▶ [Given request]: Without altering anything, output the material below.

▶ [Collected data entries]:

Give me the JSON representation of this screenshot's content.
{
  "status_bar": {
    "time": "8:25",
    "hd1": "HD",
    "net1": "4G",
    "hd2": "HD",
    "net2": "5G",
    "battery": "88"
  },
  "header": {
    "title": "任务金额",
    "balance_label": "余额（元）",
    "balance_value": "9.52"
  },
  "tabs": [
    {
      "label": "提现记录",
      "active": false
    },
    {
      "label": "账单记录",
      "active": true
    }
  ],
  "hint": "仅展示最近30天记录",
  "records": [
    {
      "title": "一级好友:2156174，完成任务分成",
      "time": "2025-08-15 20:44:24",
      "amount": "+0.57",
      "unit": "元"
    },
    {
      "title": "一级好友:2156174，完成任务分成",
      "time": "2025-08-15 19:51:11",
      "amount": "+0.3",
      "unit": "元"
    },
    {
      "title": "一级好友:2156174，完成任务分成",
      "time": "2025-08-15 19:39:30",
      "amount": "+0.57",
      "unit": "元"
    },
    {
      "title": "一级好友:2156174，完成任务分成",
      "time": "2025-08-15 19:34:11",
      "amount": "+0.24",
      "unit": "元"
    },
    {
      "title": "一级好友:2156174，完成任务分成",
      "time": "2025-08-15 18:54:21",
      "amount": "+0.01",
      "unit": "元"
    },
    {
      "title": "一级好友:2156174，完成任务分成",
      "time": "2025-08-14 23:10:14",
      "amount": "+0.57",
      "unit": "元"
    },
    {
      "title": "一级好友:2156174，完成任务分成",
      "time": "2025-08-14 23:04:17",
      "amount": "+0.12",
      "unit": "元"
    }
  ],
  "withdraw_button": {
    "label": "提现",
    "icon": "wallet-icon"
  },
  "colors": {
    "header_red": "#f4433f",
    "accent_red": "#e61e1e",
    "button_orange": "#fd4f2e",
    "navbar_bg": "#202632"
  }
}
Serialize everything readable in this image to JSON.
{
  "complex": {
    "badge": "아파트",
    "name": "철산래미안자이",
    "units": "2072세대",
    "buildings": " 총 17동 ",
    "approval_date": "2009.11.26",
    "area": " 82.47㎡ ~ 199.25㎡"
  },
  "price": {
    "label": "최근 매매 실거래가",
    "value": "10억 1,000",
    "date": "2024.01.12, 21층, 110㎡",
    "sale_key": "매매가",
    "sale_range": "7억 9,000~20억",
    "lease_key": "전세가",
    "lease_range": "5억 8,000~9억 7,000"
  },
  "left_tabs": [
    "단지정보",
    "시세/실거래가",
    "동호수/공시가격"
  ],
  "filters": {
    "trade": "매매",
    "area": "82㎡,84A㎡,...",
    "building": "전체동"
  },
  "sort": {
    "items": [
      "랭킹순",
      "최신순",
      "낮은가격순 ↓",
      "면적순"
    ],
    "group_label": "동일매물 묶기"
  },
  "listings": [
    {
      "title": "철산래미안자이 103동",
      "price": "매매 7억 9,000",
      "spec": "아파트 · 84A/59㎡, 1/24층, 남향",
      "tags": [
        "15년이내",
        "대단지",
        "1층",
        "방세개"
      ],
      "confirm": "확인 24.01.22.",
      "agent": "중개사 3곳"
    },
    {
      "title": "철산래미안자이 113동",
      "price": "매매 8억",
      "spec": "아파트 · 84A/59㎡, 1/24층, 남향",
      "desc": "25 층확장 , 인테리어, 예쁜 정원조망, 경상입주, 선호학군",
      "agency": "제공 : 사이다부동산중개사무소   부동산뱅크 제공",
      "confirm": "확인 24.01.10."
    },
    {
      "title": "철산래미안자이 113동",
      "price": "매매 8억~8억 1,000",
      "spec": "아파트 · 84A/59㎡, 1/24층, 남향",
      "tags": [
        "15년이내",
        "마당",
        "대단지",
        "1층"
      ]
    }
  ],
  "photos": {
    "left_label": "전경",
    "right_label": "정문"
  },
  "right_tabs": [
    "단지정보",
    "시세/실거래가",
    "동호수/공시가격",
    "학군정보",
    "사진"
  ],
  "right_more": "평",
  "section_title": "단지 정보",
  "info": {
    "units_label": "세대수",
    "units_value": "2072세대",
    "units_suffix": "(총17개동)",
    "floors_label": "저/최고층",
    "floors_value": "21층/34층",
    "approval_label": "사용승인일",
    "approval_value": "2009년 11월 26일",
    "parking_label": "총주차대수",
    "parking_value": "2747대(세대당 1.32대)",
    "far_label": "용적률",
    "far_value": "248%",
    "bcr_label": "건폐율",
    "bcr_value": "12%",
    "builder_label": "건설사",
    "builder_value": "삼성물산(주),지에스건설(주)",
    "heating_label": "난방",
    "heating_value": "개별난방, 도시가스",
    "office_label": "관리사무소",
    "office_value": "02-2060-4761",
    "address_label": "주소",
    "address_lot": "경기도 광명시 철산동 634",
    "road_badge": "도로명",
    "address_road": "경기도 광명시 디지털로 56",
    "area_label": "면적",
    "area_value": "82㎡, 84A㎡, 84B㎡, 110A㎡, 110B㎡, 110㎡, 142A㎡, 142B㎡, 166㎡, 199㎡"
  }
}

▶ [Solved problem]:
Give me the JSON representation of this screenshot's content.
{
  "status_bar": {
    "time": "8:25",
    "hd1": "HD",
    "net1": "4G",
    "hd2": "HD",
    "net2": "5G",
    "battery": "88"
  },
  "header": {
    "title": "任务金额",
    "balance_label": "余额（元）",
    "balance_value": "9.52"
  },
  "tabs": [
    {
      "label": "提现记录",
      "active": false
    },
    {
      "label": "账单记录",
      "active": true
    }
  ],
  "hint": "仅展示最近30天记录",
  "records": [
    {
      "title": "一级好友:2156174，完成任务分成",
      "time": "2025-08-15 20:44:24",
      "amount": "+0.57",
      "unit": "元"
    },
    {
      "title": "一级好友:2156174，完成任务分成",
      "time": "2025-08-15 19:51:11",
      "amount": "+0.3",
      "unit": "元"
    },
    {
      "title": "一级好友:2156174，完成任务分成",
      "time": "2025-08-15 19:39:30",
      "amount": "+0.57",
      "unit": "元"
    },
    {
      "title": "一级好友:2156174，完成任务分成",
      "time": "2025-08-15 19:34:11",
      "amount": "+0.24",
      "unit": "元"
    },
    {
      "title": "一级好友:2156174，完成任务分成",
      "time": "2025-08-15 18:54:21",
      "amount": "+0.01",
      "unit": "元"
    },
    {
      "title": "一级好友:2156174，完成任务分成",
      "time": "2025-08-14 23:10:14",
      "amount": "+0.57",
      "unit": "元"
    },
    {
      "title": "一级好友:2156174，完成任务分成",
      "time": "2025-08-14 23:04:17",
      "amount": "+0.12",
      "unit": "元"
    }
  ],
  "withdraw_button": {
    "label": "提现",
    "icon": "wallet-icon"
  },
  "colors": {
    "header_red": "#f4433f",
    "accent_red": "#e61e1e",
    "button_orange": "#fd4f2e",
    "navbar_bg": "#202632"
  }
}
Serialize everything readable in this image to JSON.
{
  "complex": {
    "badge": "아파트",
    "name": "철산래미안자이",
    "units": "2072세대",
    "buildings": " 총 17동 ",
    "approval_date": "2009.11.26",
    "area": " 82.47㎡ ~ 199.25㎡"
  },
  "price": {
    "label": "최근 매매 실거래가",
    "value": "10억 1,000",
    "date": "2024.01.12, 21층, 110㎡",
    "sale_key": "매매가",
    "sale_range": "7억 9,000~20억",
    "lease_key": "전세가",
    "lease_range": "5억 8,000~9억 7,000"
  },
  "left_tabs": [
    "단지정보",
    "시세/실거래가",
    "동호수/공시가격"
  ],
  "filters": {
    "trade": "매매",
    "area": "82㎡,84A㎡,...",
    "building": "전체동"
  },
  "sort": {
    "items": [
      "랭킹순",
      "최신순",
      "낮은가격순 ↓",
      "면적순"
    ],
    "group_label": "동일매물 묶기"
  },
  "listings": [
    {
      "title": "철산래미안자이 103동",
      "price": "매매 7억 9,000",
      "spec": "아파트 · 84A/59㎡, 1/24층, 남향",
      "tags": [
        "15년이내",
        "대단지",
        "1층",
        "방세개"
      ],
      "confirm": "확인 24.01.22.",
      "agent": "중개사 3곳"
    },
    {
      "title": "철산래미안자이 113동",
      "price": "매매 8억",
      "spec": "아파트 · 84A/59㎡, 1/24층, 남향",
      "desc": "25 층확장 , 인테리어, 예쁜 정원조망, 경상입주, 선호학군",
      "agency": "제공 : 사이다부동산중개사무소   부동산뱅크 제공",
      "confirm": "확인 24.01.10."
    },
    {
      "title": "철산래미안자이 113동",
      "price": "매매 8억~8억 1,000",
      "spec": "아파트 · 84A/59㎡, 1/24층, 남향",
      "tags": [
        "15년이내",
        "마당",
        "대단지",
        "1층"
      ]
    }
  ],
  "photos": {
    "left_label": "전경",
    "right_label": "정문"
  },
  "right_tabs": [
    "단지정보",
    "시세/실거래가",
    "동호수/공시가격",
    "학군정보",
    "사진"
  ],
  "right_more": "평",
  "section_title": "단지 정보",
  "info": {
    "units_label": "세대수",
    "units_value": "2072세대",
    "units_suffix": "(총17개동)",
    "floors_label": "저/최고층",
    "floors_value": "21층/34층",
    "approval_label": "사용승인일",
    "approval_value": "2009년 11월 26일",
    "parking_label": "총주차대수",
    "parking_value": "2747대(세대당 1.32대)",
    "far_label": "용적률",
    "far_value": "248%",
    "bcr_label": "건폐율",
    "bcr_value": "12%",
    "builder_label": "건설사",
    "builder_value": "삼성물산(주),지에스건설(주)",
    "heating_label": "난방",
    "heating_value": "개별난방, 도시가스",
    "office_label": "관리사무소",
    "office_value": "02-2060-4761",
    "address_label": "주소",
    "address_lot": "경기도 광명시 철산동 634",
    "road_badge": "도로명",
    "address_road": "경기도 광명시 디지털로 56",
    "area_label": "면적",
    "area_value": "82㎡, 84A㎡, 84B㎡, 110A㎡, 110B㎡, 110㎡, 142A㎡, 142B㎡, 166㎡, 199㎡"
  }
}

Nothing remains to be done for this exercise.